Bloque de texto:
☆ ☆ ☆ ☆ ☆ ☆ ☆
Fantasías de servicio
Una falacia aceptada por la sociedad argentina es que un puesto en una repartición oficial depende del gobierno. Otra fantasía instaurada, por la burocracia sindical ésta, es que el empleado público es un trabajador. Estos seres humanos no deberían pertenecer a una administración política, pero se alinean y, como resultado, dedican muy poco tiempo a trabajar.
La función debería ser la de servidor público o, quizás, de funcionario del Estado, "empleado civil", como los llaman en Europa, en vez de ser correveidiles de quienes los acomodaron. Pocos miembros de este sector dan la impresión de desear el "trabajo". Esas legiones informes (empleados) en colores opacos surgidos de un pasaje de Franz Kafka que se llaman por sus apellidos suelen destratar a todo individuo (salvo que sea influyente o recomendado), olvidando que éste es contribuyente y que, aun cuando solicite el más engorroso trámite, es el empleador de toda persona con contrato estatal. Pero luego de cada elección presidencial hay funcionarios que parecen nombrados con la expresa misión de desconocer todo esfuerzo en bien de la comunidad.
☆ ☆ ☆ ☆ ☆ ☆ ☆
Material reunido:
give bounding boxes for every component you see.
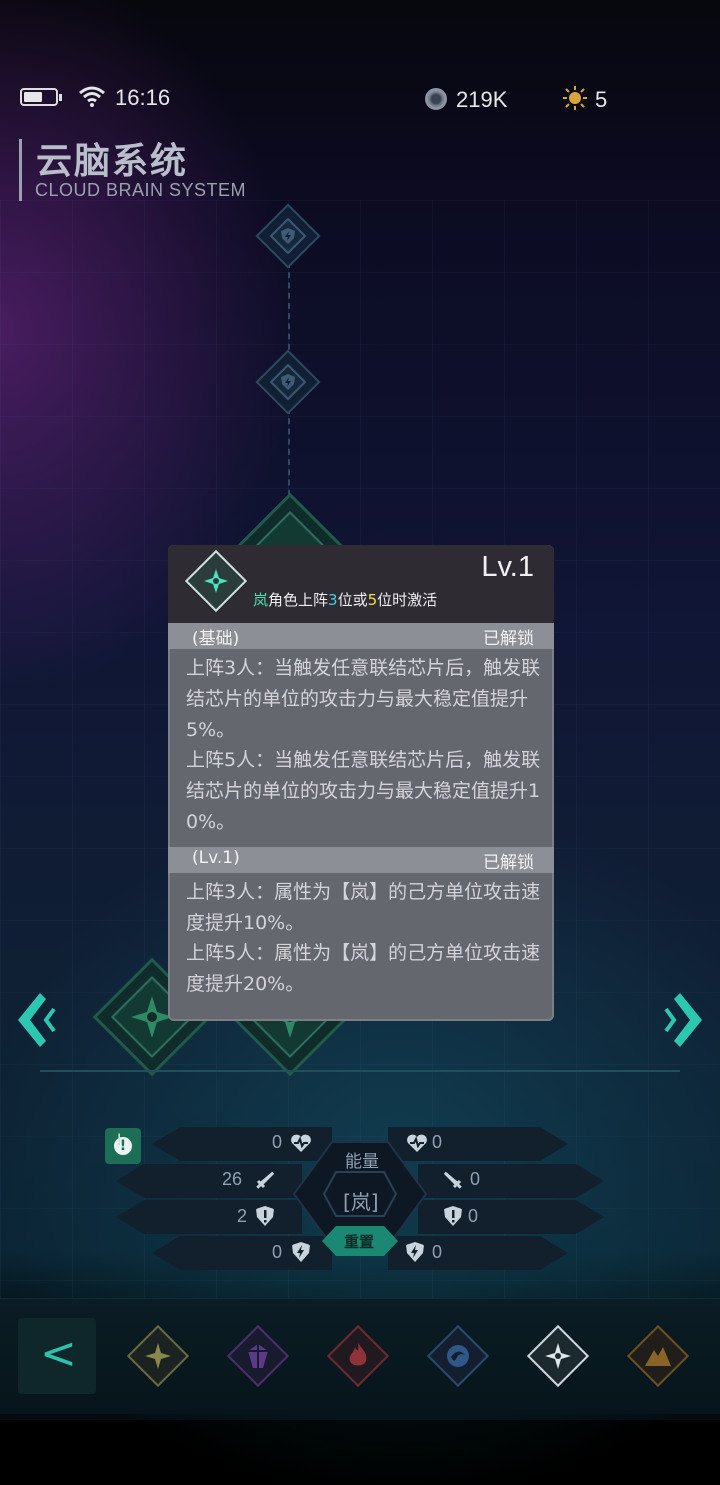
☆ ☆ ☆ ☆ ☆ ☆ ☆
Consignas:
1. Pasa a una lista breve el párrafo del texto sobre los empleados públicos que empieza con "Una falacia aceptada" y conserva sus ideas principales.
2. Continúa el texto sobre los empleados públicos a partir de su última oración.
Los datos no hacen falta para resolver esto.

Respuestas por consigna:
1.
- La sociedad argentina acepta una idea falsa: que un puesto en una oficina pública depende del gobierno.
- La burocracia sindical instaló otra fantasía: que el empleado público es un trabajador.
- Estas personas no deberían pertenecer a una administración política, pero se alinean con ella y, por eso, dedican muy poco tiempo a trabajar.

2.
Hay excepciones, claro, y muy honorables. Entre nosotros, en la ciudad de Buenos Aires, la Dirección de Museos hace una labor ponderable, y también la hace la Incubadora de pequeños emprendimientos del Gobierno de la Ciudad, así como el Centro de Diseño, en Barracas. Son pequeños núcleos de luminosidad en un panorama municipal gris. En el nivel nacional, la recolectora de impuestos, AFIP, es considerada entre las reparticiones más independientes a la vez que eficientes. Claro, su autonomía la coloca aparte, como algo a lo que se aplica la ley de los cementerios: los de adentro no pueden salir y los de afuera no quieren entrar. Por esta razón, la repartición puede ocuparse con esmero de un sector claramente definido: el contribuyente pagador.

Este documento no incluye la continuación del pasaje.